> [ÉNONCÉ 1]
Présentez sous forme de liste numérotée les lignes des entrées situées entre celle qui contient "242, 390, 257]" et celle qui contient "210, 422, 289]", ces deux lignes comprises, sans reprendre les lignes vides.

> [EXTRAIT]
┌──

Incidemment, une décision du Conseil d’Etat du 19 novembre 2021 prise en section du contentieux sur la même affaire a introduit une nouveauté dans l’office du juge de l’excès de pouvoir. Ce dernier devait examiner la légalité d’un acte administratif au regard de l’état du droit dans lequel il a été pris. Toutefois, subsidiairement, il peut abroger cet acte s’il appert qu’il est devenu illégal par la suite, en raison de circonstances de fait ou de droit intervenues postérieurement à son édiction[4].



B) La liste des pays d’origine sûrs, un concept aux multiples textures


Les plis et replis de la liste des pays d’origine sûrs trahissent ainsi la densité inattendue d’un objet juridique pourtant faible en hiérarchie et en portée normative. Ils rappellent ainsi les théories des normes de droit souple[5][6].

└──

(Relevés de mise en page visuelle)
┌──

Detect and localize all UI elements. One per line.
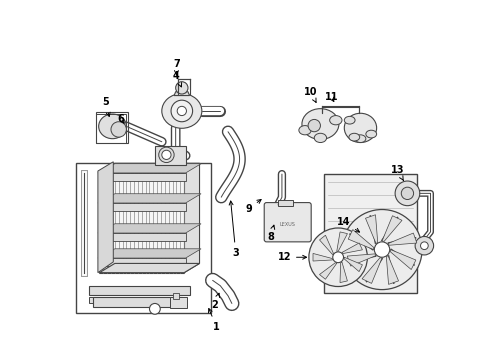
Circle shape	[374, 242, 390, 257]
Polygon shape	[98, 224, 201, 233]
Text: 10: 10	[304, 87, 317, 102]
Circle shape	[308, 120, 320, 132]
Circle shape	[162, 150, 171, 159]
Polygon shape	[344, 257, 363, 271]
FancyBboxPatch shape	[264, 203, 311, 242]
Ellipse shape	[355, 135, 366, 143]
Bar	[89, 286, 190, 295]
Text: 4: 4	[173, 71, 182, 87]
Ellipse shape	[330, 116, 342, 125]
Circle shape	[309, 228, 368, 287]
Polygon shape	[337, 232, 347, 251]
Polygon shape	[319, 263, 337, 279]
Text: 6: 6	[118, 114, 124, 123]
Polygon shape	[313, 253, 333, 261]
Ellipse shape	[344, 116, 355, 124]
Text: 3: 3	[229, 201, 239, 258]
Bar	[98, 203, 186, 211]
Bar	[76, 163, 211, 313]
Polygon shape	[98, 249, 201, 258]
Text: 14: 14	[337, 217, 360, 232]
Text: 11: 11	[324, 92, 338, 102]
Bar	[99, 172, 184, 273]
Polygon shape	[98, 164, 201, 173]
Bar	[278, 200, 294, 206]
Bar	[171, 297, 187, 308]
Circle shape	[420, 242, 428, 249]
Bar	[324, 174, 416, 293]
Polygon shape	[174, 92, 190, 95]
Circle shape	[176, 82, 188, 94]
Text: 8: 8	[267, 225, 275, 242]
Circle shape	[415, 237, 434, 255]
Polygon shape	[386, 256, 398, 284]
Text: 2: 2	[212, 293, 220, 310]
Polygon shape	[362, 258, 382, 283]
Circle shape	[333, 252, 343, 263]
Polygon shape	[348, 230, 374, 249]
Text: 9: 9	[245, 199, 261, 214]
Ellipse shape	[349, 133, 360, 141]
Circle shape	[159, 147, 174, 163]
Text: 5: 5	[102, 98, 110, 116]
Bar	[98, 233, 186, 241]
Polygon shape	[347, 254, 376, 266]
Circle shape	[171, 100, 193, 122]
Polygon shape	[382, 216, 402, 241]
Ellipse shape	[299, 126, 311, 135]
Polygon shape	[340, 262, 347, 283]
Ellipse shape	[344, 113, 377, 143]
Circle shape	[111, 122, 126, 137]
Polygon shape	[155, 145, 186, 165]
Polygon shape	[388, 233, 417, 245]
Bar	[98, 173, 186, 181]
Ellipse shape	[162, 94, 202, 128]
Ellipse shape	[98, 114, 126, 139]
Polygon shape	[390, 249, 416, 270]
Polygon shape	[319, 235, 333, 255]
Bar	[96, 114, 126, 143]
Circle shape	[395, 181, 420, 206]
Polygon shape	[99, 163, 199, 172]
Text: 13: 13	[391, 165, 404, 180]
Polygon shape	[99, 264, 199, 273]
Circle shape	[149, 303, 160, 314]
Circle shape	[342, 210, 422, 289]
Circle shape	[177, 106, 187, 116]
Bar	[172, 293, 179, 299]
Ellipse shape	[314, 133, 327, 143]
Text: 12: 12	[277, 252, 307, 262]
Polygon shape	[98, 194, 201, 203]
Bar	[89, 297, 151, 303]
Polygon shape	[98, 162, 113, 273]
Circle shape	[401, 187, 414, 199]
Text: LEXUS: LEXUS	[279, 222, 295, 227]
Bar	[96, 112, 128, 143]
Polygon shape	[93, 297, 182, 306]
Text: 7: 7	[173, 59, 180, 75]
Ellipse shape	[366, 130, 377, 138]
Polygon shape	[342, 243, 363, 253]
Text: 1: 1	[209, 309, 220, 332]
Bar	[98, 258, 186, 266]
Polygon shape	[366, 215, 378, 244]
Ellipse shape	[302, 109, 339, 139]
Polygon shape	[184, 163, 199, 273]
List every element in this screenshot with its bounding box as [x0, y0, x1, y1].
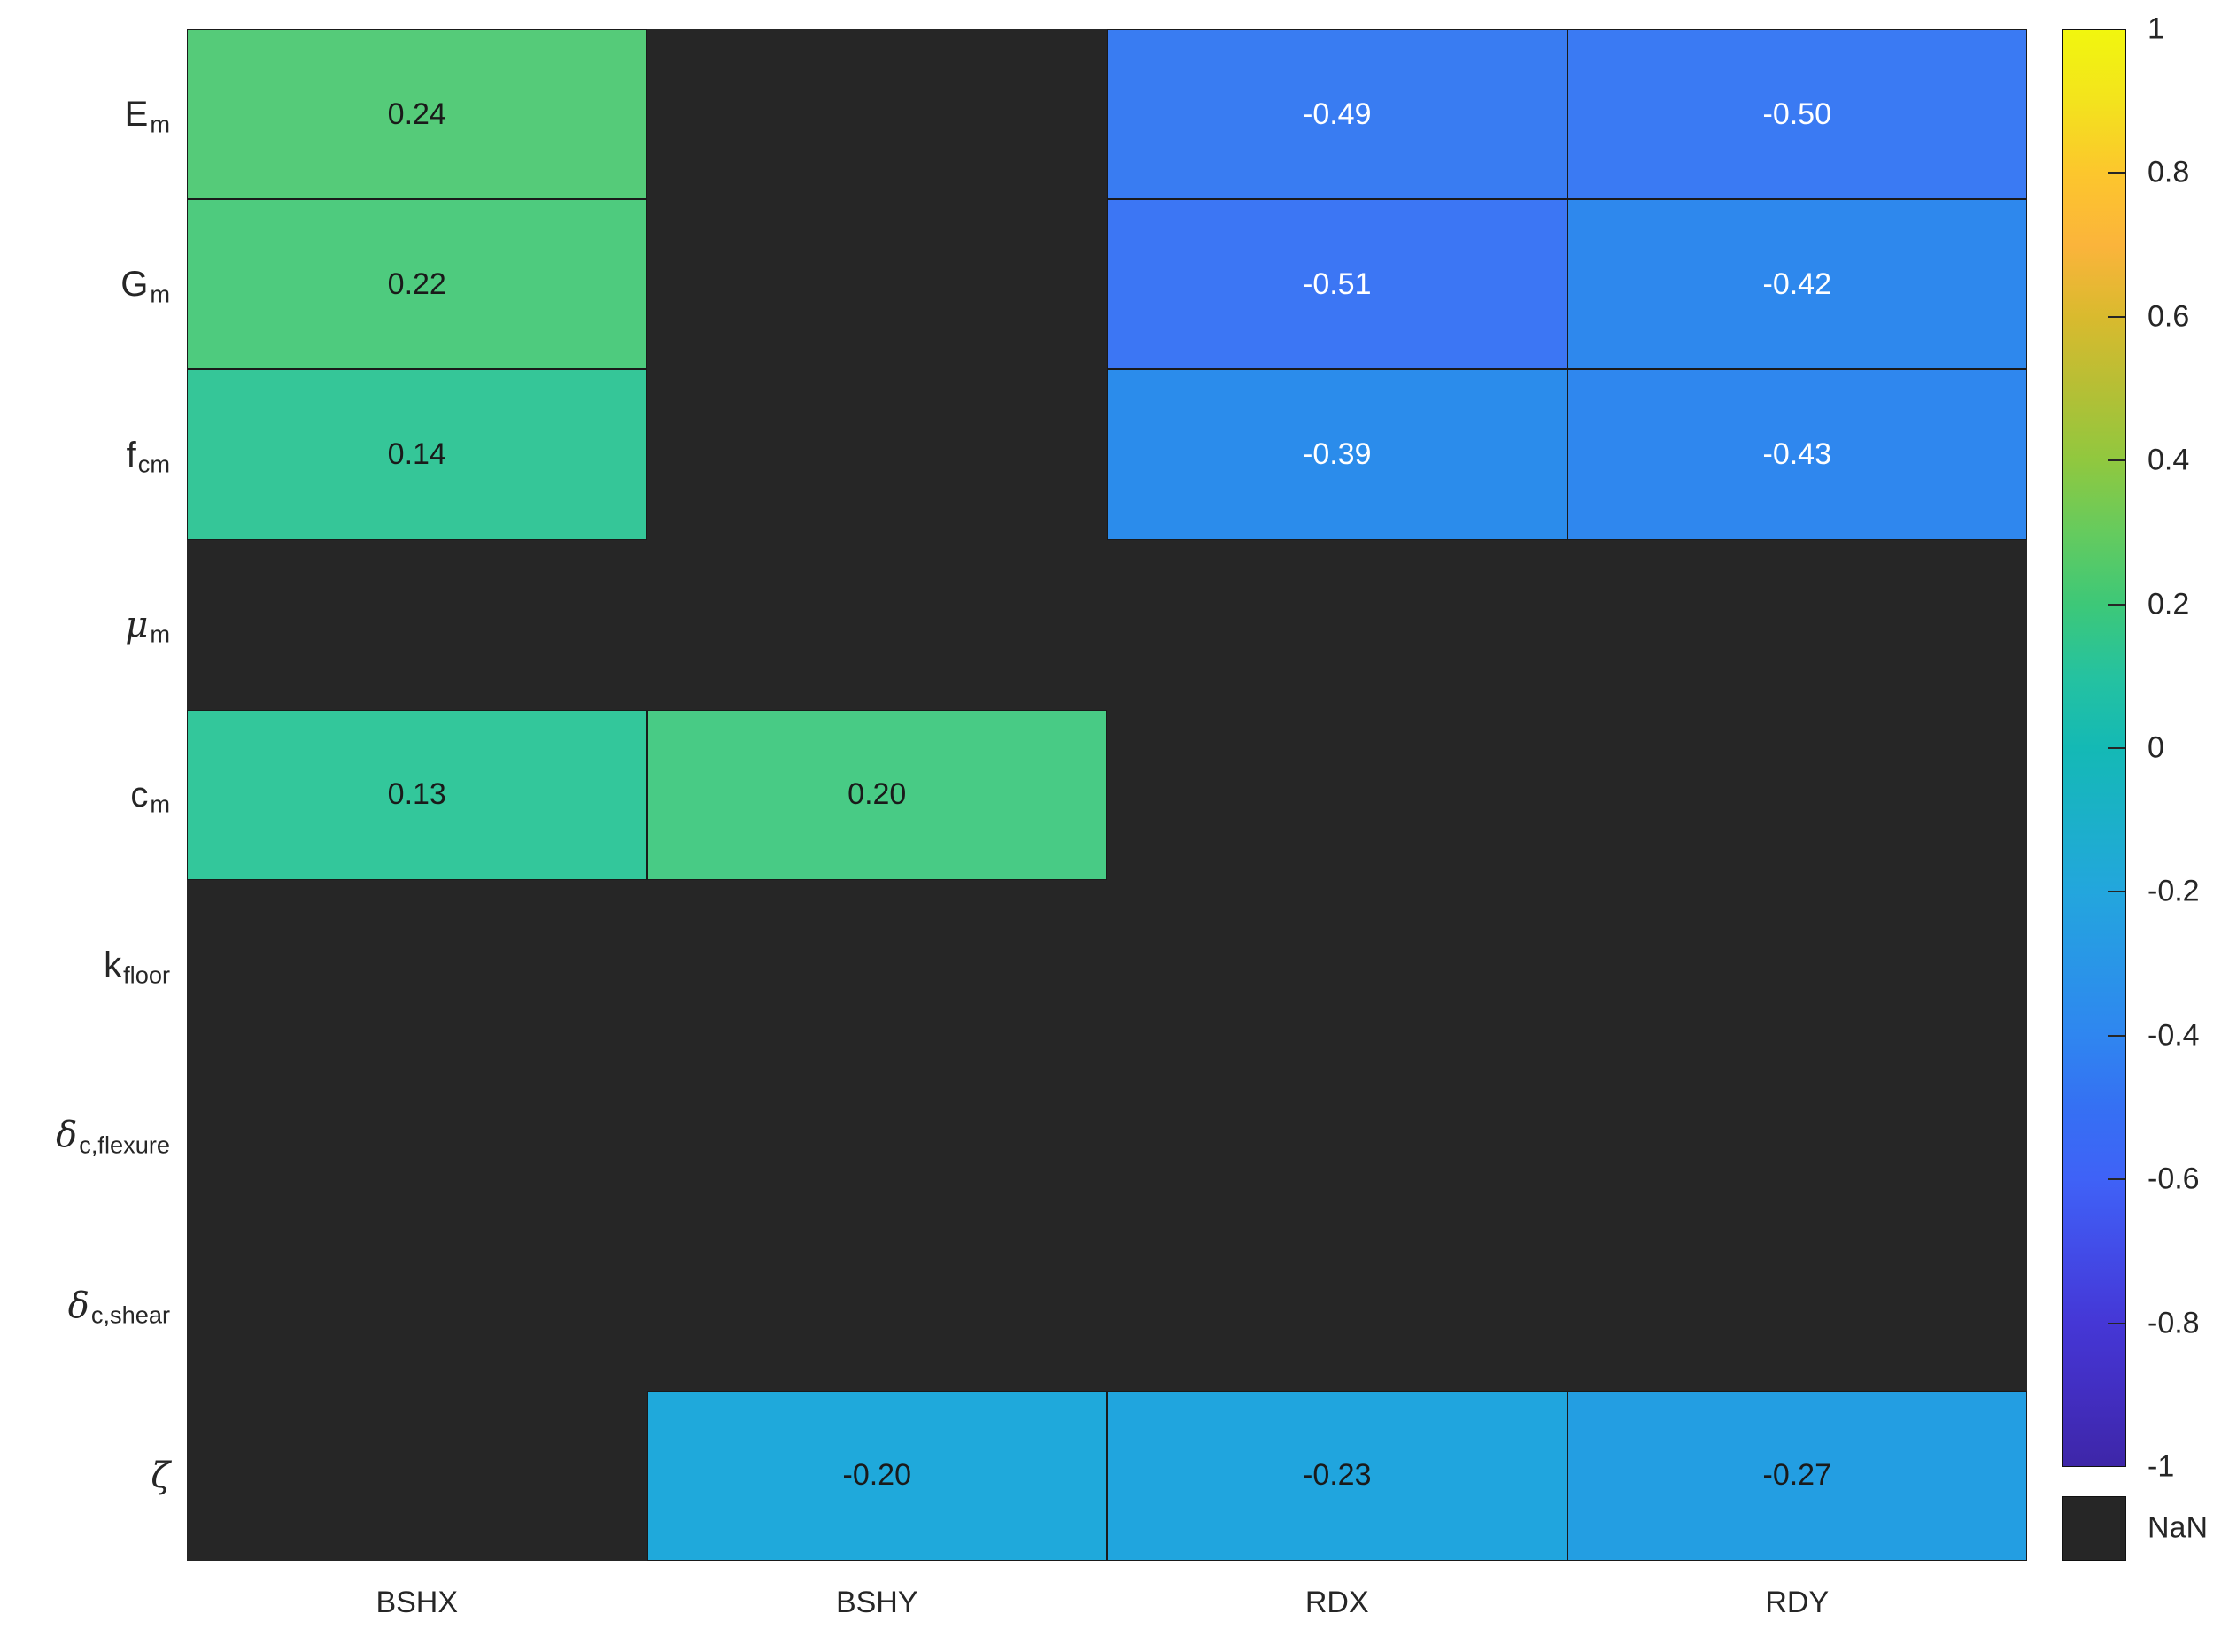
column-label: BSHX	[375, 1585, 459, 1619]
heatmap-cell: -0.39	[1107, 369, 1567, 540]
colorbar-tick-label: 0	[2148, 730, 2164, 765]
colorbar-tick-mark	[2108, 603, 2125, 606]
heatmap-cell-nan	[646, 1050, 1107, 1221]
colorbar-tick-mark	[2108, 1034, 2125, 1037]
heatmap-cell: 0.24	[187, 29, 647, 200]
row-label: ζ	[151, 1455, 170, 1496]
heatmap-cell: 0.14	[187, 369, 647, 540]
heatmap-cell: -0.43	[1567, 369, 2027, 540]
row-label: k floor	[104, 946, 170, 988]
heatmap-cell: -0.51	[1107, 199, 1567, 370]
heatmap-cell-nan	[1107, 1050, 1567, 1221]
heatmap-cell: 0.20	[646, 709, 1107, 881]
row-label: δ c,shear	[67, 1285, 170, 1329]
heatmap-cell-nan	[187, 1390, 647, 1561]
colorbar-tick-mark	[2108, 891, 2125, 893]
colorbar-tick-mark	[2108, 1322, 2125, 1324]
heatmap-grid: 0.24 -0.49 -0.50 0.22 -0.51 -0.42 0.14 -0.39 -0.…	[187, 29, 2027, 1561]
colorbar-tick-label: 0.2	[2148, 587, 2190, 621]
heatmap-cell-nan	[1107, 539, 1567, 710]
heatmap-cell: 0.22	[187, 199, 647, 370]
heatmap-cell-nan	[1567, 709, 2027, 881]
colorbar-tick-label: -0.6	[2148, 1162, 2200, 1196]
colorbar-tick-label: 1	[2148, 12, 2164, 46]
column-label: RDY	[1765, 1585, 1830, 1619]
heatmap-cell-nan	[187, 539, 647, 710]
heatmap-cell-nan	[646, 880, 1107, 1051]
heatmap-cell: -0.42	[1567, 199, 2027, 370]
colorbar-tick-mark	[2108, 315, 2125, 318]
heatmap-cell-nan	[1567, 1050, 2027, 1221]
heatmap-cell-nan	[1107, 880, 1567, 1051]
nan-legend-label: NaN	[2148, 1510, 2209, 1545]
heatmap-cell-nan	[1567, 880, 2027, 1051]
heatmap-cell-nan	[646, 29, 1107, 200]
nan-legend-swatch	[2062, 1496, 2126, 1561]
heatmap-cell-nan	[646, 539, 1107, 710]
heatmap-cell: -0.49	[1107, 29, 1567, 200]
colorbar-tick-mark	[2108, 747, 2125, 749]
row-label: f cm	[126, 435, 170, 478]
heatmap-cell-nan	[646, 199, 1107, 370]
heatmap-cell-nan	[646, 369, 1107, 540]
colorbar-tick-label: -0.8	[2148, 1306, 2200, 1340]
heatmap-cell: -0.50	[1567, 29, 2027, 200]
heatmap-cell-nan	[1107, 709, 1567, 881]
colorbar-tick-label: -0.4	[2148, 1018, 2200, 1053]
colorbar-tick-mark	[2108, 1178, 2125, 1181]
heatmap-cell-nan	[646, 1220, 1107, 1391]
colorbar-tick-label: -0.2	[2148, 874, 2200, 908]
heatmap-cell: -0.23	[1107, 1390, 1567, 1561]
column-label: BSHY	[835, 1585, 918, 1619]
heatmap-cell-nan	[187, 880, 647, 1051]
colorbar-tick-label: 0.6	[2148, 299, 2190, 334]
colorbar-tick-label: 0.4	[2148, 443, 2190, 477]
colorbar-tick-mark	[2108, 459, 2125, 462]
x-axis-column-labels: BSHX BSHY RDX RDY	[187, 1574, 2027, 1631]
heatmap-cell: 0.13	[187, 709, 647, 881]
heatmap-cell: -0.27	[1567, 1390, 2027, 1561]
heatmap-cell-nan	[187, 1220, 647, 1391]
column-label: RDX	[1304, 1585, 1369, 1619]
colorbar-tick-label: 0.8	[2148, 155, 2190, 189]
colorbar-tick-label: -1	[2148, 1449, 2175, 1484]
row-label: δ c,flexure	[56, 1115, 170, 1159]
heatmap-cell-nan	[1567, 539, 2027, 710]
colorbar-tick-mark	[2108, 172, 2125, 174]
heatmap-cell: -0.20	[646, 1390, 1107, 1561]
heatmap-cell-nan	[187, 1050, 647, 1221]
heatmap-cell-nan	[1567, 1220, 2027, 1391]
heatmap-cell-nan	[1107, 1220, 1567, 1391]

└──

> [ÉNONCÉ 2]
Selon l'extrait, à quelle date le Conseil d'État a-t-il rendu la décision prise en section du contentieux ?

> [RÉPONSE 1]
1. Circle shape	[374, 242, 390, 257]
2. Polygon shape	[98, 224, 201, 233]
3. Text: 10: 10	[304, 87, 317, 102]
4. Circle shape	[308, 120, 320, 132]
5. Circle shape	[162, 150, 171, 159]
6. Polygon shape	[344, 257, 363, 271]
7. FancyBboxPatch shape	[264, 203, 311, 242]
8. Ellipse shape	[355, 135, 366, 143]
9. Bar	[89, 286, 190, 295]
10. Text: 4: 4	[173, 71, 182, 87]
11. Ellipse shape	[330, 116, 342, 125]
12. Circle shape	[309, 228, 368, 287]
13. Polygon shape	[337, 232, 347, 251]
14. Polygon shape	[319, 263, 337, 279]
15. Text: 6: 6	[118, 114, 124, 123]
16. Polygon shape	[313, 253, 333, 261]
17. Ellipse shape	[344, 116, 355, 124]
18. Text: 3: 3	[229, 201, 239, 258]
19. Bar	[98, 203, 186, 211]
20. Bar	[76, 163, 211, 313]
21. Polygon shape	[98, 249, 201, 258]
22. Text: 14: 14	[337, 217, 360, 232]
23. Text: 11: 11	[324, 92, 338, 102]
24. Bar	[99, 172, 184, 273]
25. Polygon shape	[98, 164, 201, 173]
26. Bar	[278, 200, 294, 206]
27. Bar	[171, 297, 187, 308]
28. Circle shape	[420, 242, 428, 249]
29. Bar	[324, 174, 416, 293]
30. Polygon shape	[174, 92, 190, 95]
31. Circle shape	[176, 82, 188, 94]
32. Text: 8: 8	[267, 225, 275, 242]
33. Circle shape	[415, 237, 434, 255]
34. Polygon shape	[386, 256, 398, 284]
35. Text: 2: 2	[212, 293, 220, 310]
36. Polygon shape	[362, 258, 382, 283]
37. Circle shape	[333, 252, 343, 263]
38. Polygon shape	[348, 230, 374, 249]
39. Text: 9: 9	[245, 199, 261, 214]
40. Ellipse shape	[349, 133, 360, 141]
41. Circle shape	[159, 147, 174, 163]
42. Text: 5: 5	[102, 98, 110, 116]
43. Bar	[98, 233, 186, 241]
44. Polygon shape	[347, 254, 376, 266]
45. Circle shape	[171, 100, 193, 122]
46. Polygon shape	[382, 216, 402, 241]
47. Ellipse shape	[299, 126, 311, 135]
48. Polygon shape	[340, 262, 347, 283]
49. Ellipse shape	[344, 113, 377, 143]
50. Circle shape	[111, 122, 126, 137]
51. Polygon shape	[155, 145, 186, 165]
52. Polygon shape	[388, 233, 417, 245]
53. Bar	[98, 173, 186, 181]
54. Ellipse shape	[162, 94, 202, 128]
55. Ellipse shape	[98, 114, 126, 139]
56. Polygon shape	[390, 249, 416, 270]
57. Polygon shape	[319, 235, 333, 255]
58. Bar	[96, 114, 126, 143]
59. Circle shape	[395, 181, 420, 206]
60. Polygon shape	[99, 163, 199, 172]
61. Text: 13: 13	[391, 165, 404, 180]
62. Polygon shape	[99, 264, 199, 273]
63. Circle shape	[149, 303, 160, 314]
64. Circle shape	[342, 210, 422, 289]

> [RÉPONSE 2]
Le 19 novembre 2021.